-- Begin --
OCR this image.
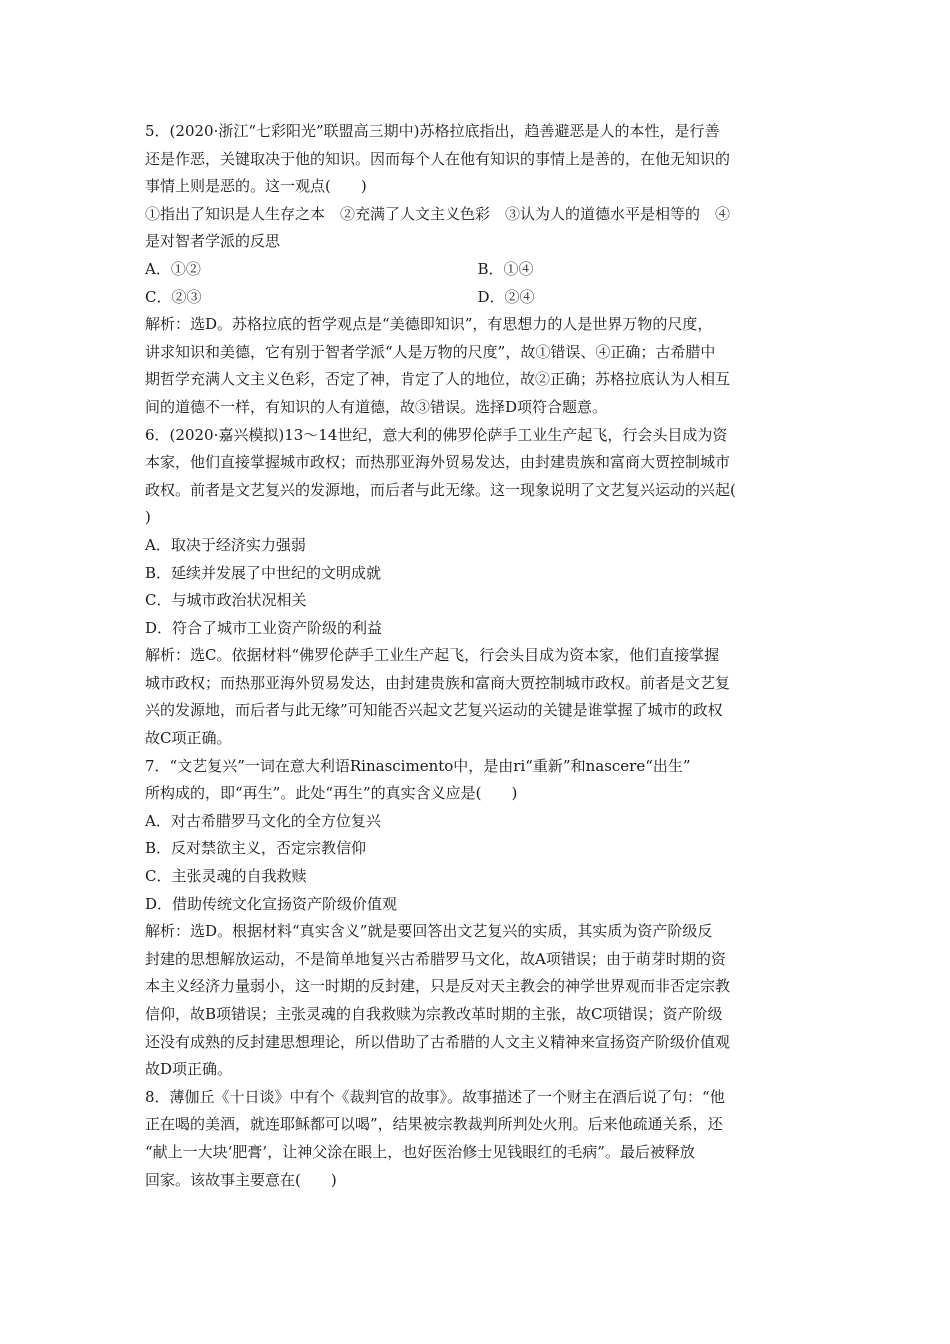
5．(2020·浙江“七彩阳光”联盟高三期中)苏格拉底指出，趋善避恶是人的本性，是行善
还是作恶，关键取决于他的知识。因而每个人在他有知识的事情上是善的，在他无知识的
事情上则是恶的。这一观点(　　)
①指出了知识是人生存之本　②充满了人文主义色彩　③认为人的道德水平是相等的　④
是对智者学派的反思
A．①②	B．①④
C．②③	D．②④
解析：选D。苏格拉底的哲学观点是“美德即知识”，有思想力的人是世界万物的尺度，
讲求知识和美德，它有别于智者学派“人是万物的尺度”，故①错误、④正确；古希腊中
期哲学充满人文主义色彩，否定了神，肯定了人的地位，故②正确；苏格拉底认为人相互
间的道德不一样，有知识的人有道德，故③错误。选择D项符合题意。
6．(2020·嘉兴模拟)13～14世纪，意大利的佛罗伦萨手工业生产起飞，行会头目成为资
本家，他们直接掌握城市政权；而热那亚海外贸易发达，由封建贵族和富商大贾控制城市
政权。前者是文艺复兴的发源地，而后者与此无缘。这一现象说明了文艺复兴运动的兴起(
)
A．取决于经济实力强弱
B．延续并发展了中世纪的文明成就
C．与城市政治状况相关
D．符合了城市工业资产阶级的利益
解析：选C。依据材料“佛罗伦萨手工业生产起飞，行会头目成为资本家，他们直接掌握
城市政权；而热那亚海外贸易发达，由封建贵族和富商大贾控制城市政权。前者是文艺复
兴的发源地，而后者与此无缘”可知能否兴起文艺复兴运动的关键是谁掌握了城市的政权
故C项正确。
7．“文艺复兴”一词在意大利语Rinascimento中，是由ri“重新”和nascere“出生”
所构成的，即“再生”。此处“再生”的真实含义应是(　　)
A．对古希腊罗马文化的全方位复兴
B．反对禁欲主义，否定宗教信仰
C．主张灵魂的自我救赎
D．借助传统文化宣扬资产阶级价值观
解析：选D。根据材料“真实含义”就是要回答出文艺复兴的实质，其实质为资产阶级反
封建的思想解放运动，不是简单地复兴古希腊罗马文化，故A项错误；由于萌芽时期的资
本主义经济力量弱小，这一时期的反封建，只是反对天主教会的神学世界观而非否定宗教
信仰，故B项错误；主张灵魂的自我救赎为宗教改革时期的主张，故C项错误；资产阶级
还没有成熟的反封建思想理论，所以借助了古希腊的人文主义精神来宣扬资产阶级价值观
故D项正确。
8．薄伽丘《十日谈》中有个《裁判官的故事》。故事描述了一个财主在酒后说了句：“他
正在喝的美酒，就连耶稣都可以喝”，结果被宗教裁判所判处火刑。后来他疏通关系，还
“献上一大块‘肥膏’，让神父涂在眼上，也好医治修士见钱眼红的毛病”。最后被释放
回家。该故事主要意在(　　)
-- End --
Transcribe all of the records above character for character. Exclude the pictures.

> **THE ANSWER**
OCR this image.
5．(2020·浙江“七彩阳光”联盟高三期中)苏格拉底指出，趋善避恶是人的本性，是行善
还是作恶，关键取决于他的知识。因而每个人在他有知识的事情上是善的，在他无知识的
事情上则是恶的。这一观点(　　)
①指出了知识是人生存之本　②充满了人文主义色彩　③认为人的道德水平是相等的　④
是对智者学派的反思
A．①②	B．①④
C．②③	D．②④
解析：选D。苏格拉底的哲学观点是“美德即知识”，有思想力的人是世界万物的尺度，
讲求知识和美德，它有别于智者学派“人是万物的尺度”，故①错误、④正确；古希腊中
期哲学充满人文主义色彩，否定了神，肯定了人的地位，故②正确；苏格拉底认为人相互
间的道德不一样，有知识的人有道德，故③错误。选择D项符合题意。
6．(2020·嘉兴模拟)13～14世纪，意大利的佛罗伦萨手工业生产起飞，行会头目成为资
本家，他们直接掌握城市政权；而热那亚海外贸易发达，由封建贵族和富商大贾控制城市
政权。前者是文艺复兴的发源地，而后者与此无缘。这一现象说明了文艺复兴运动的兴起(
)
A．取决于经济实力强弱
B．延续并发展了中世纪的文明成就
C．与城市政治状况相关
D．符合了城市工业资产阶级的利益
解析：选C。依据材料“佛罗伦萨手工业生产起飞，行会头目成为资本家，他们直接掌握
城市政权；而热那亚海外贸易发达，由封建贵族和富商大贾控制城市政权。前者是文艺复
兴的发源地，而后者与此无缘”可知能否兴起文艺复兴运动的关键是谁掌握了城市的政权
故C项正确。
7．“文艺复兴”一词在意大利语Rinascimento中，是由ri“重新”和nascere“出生”
所构成的，即“再生”。此处“再生”的真实含义应是(　　)
A．对古希腊罗马文化的全方位复兴
B．反对禁欲主义，否定宗教信仰
C．主张灵魂的自我救赎
D．借助传统文化宣扬资产阶级价值观
解析：选D。根据材料“真实含义”就是要回答出文艺复兴的实质，其实质为资产阶级反
封建的思想解放运动，不是简单地复兴古希腊罗马文化，故A项错误；由于萌芽时期的资
本主义经济力量弱小，这一时期的反封建，只是反对天主教会的神学世界观而非否定宗教
信仰，故B项错误；主张灵魂的自我救赎为宗教改革时期的主张，故C项错误；资产阶级
还没有成熟的反封建思想理论，所以借助了古希腊的人文主义精神来宣扬资产阶级价值观
故D项正确。
8．薄伽丘《十日谈》中有个《裁判官的故事》。故事描述了一个财主在酒后说了句：“他
正在喝的美酒，就连耶稣都可以喝”，结果被宗教裁判所判处火刑。后来他疏通关系，还
“献上一大块‘肥膏’，让神父涂在眼上，也好医治修士见钱眼红的毛病”。最后被释放
回家。该故事主要意在(　　)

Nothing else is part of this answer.